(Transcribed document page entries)
┄┄┄┄┄┄┄┄┄┄

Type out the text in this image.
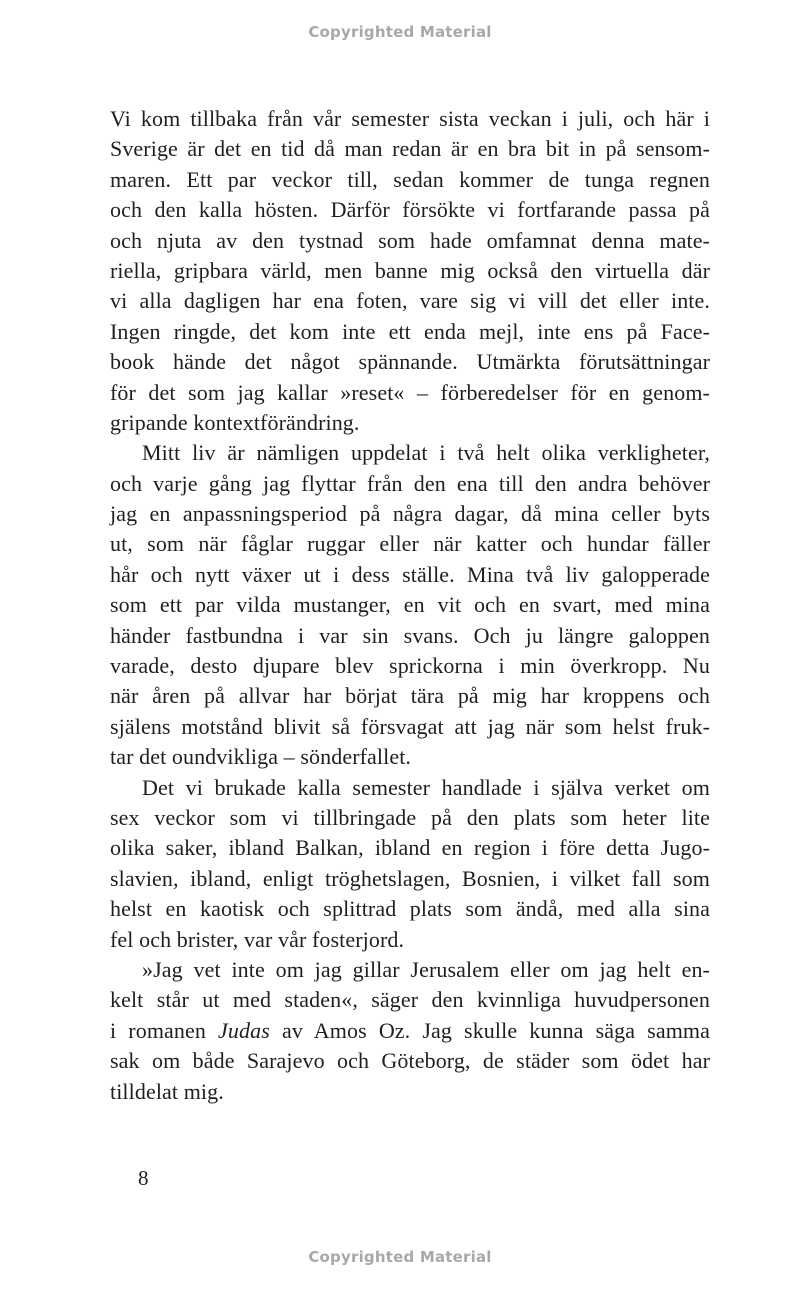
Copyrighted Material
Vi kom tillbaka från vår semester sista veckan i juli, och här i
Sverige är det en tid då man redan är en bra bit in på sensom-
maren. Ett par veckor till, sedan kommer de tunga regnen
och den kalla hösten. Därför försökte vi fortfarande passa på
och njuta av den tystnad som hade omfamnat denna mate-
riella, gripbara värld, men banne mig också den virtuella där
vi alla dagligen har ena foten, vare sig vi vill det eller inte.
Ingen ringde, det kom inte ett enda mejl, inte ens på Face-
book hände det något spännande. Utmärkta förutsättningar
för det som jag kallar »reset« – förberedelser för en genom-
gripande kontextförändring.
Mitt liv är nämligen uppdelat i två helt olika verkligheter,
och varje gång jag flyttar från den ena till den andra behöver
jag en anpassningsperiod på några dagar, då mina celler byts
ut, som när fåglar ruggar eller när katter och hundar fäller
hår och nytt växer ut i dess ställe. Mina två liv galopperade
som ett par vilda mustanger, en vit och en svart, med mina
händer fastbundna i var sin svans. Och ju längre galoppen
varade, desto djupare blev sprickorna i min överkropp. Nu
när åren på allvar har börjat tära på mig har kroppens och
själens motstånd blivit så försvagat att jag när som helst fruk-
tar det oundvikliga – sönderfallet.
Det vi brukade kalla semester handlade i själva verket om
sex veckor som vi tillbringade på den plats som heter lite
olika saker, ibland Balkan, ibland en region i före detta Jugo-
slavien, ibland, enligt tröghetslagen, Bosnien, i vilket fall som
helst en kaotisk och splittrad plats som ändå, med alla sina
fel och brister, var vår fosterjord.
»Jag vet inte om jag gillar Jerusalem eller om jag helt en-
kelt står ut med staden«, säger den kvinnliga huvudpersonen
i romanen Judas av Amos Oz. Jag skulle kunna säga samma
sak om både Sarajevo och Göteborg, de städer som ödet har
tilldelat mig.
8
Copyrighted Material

┄┄┄┄┄┄┄┄┄┄

- _Work required_
In the entries above, which lines hold the word "helt"? Copy them out.

- _Output for this task_
Mitt liv är nämligen uppdelat i två helt olika verkligheter,
»Jag vet inte om jag gillar Jerusalem eller om jag helt en-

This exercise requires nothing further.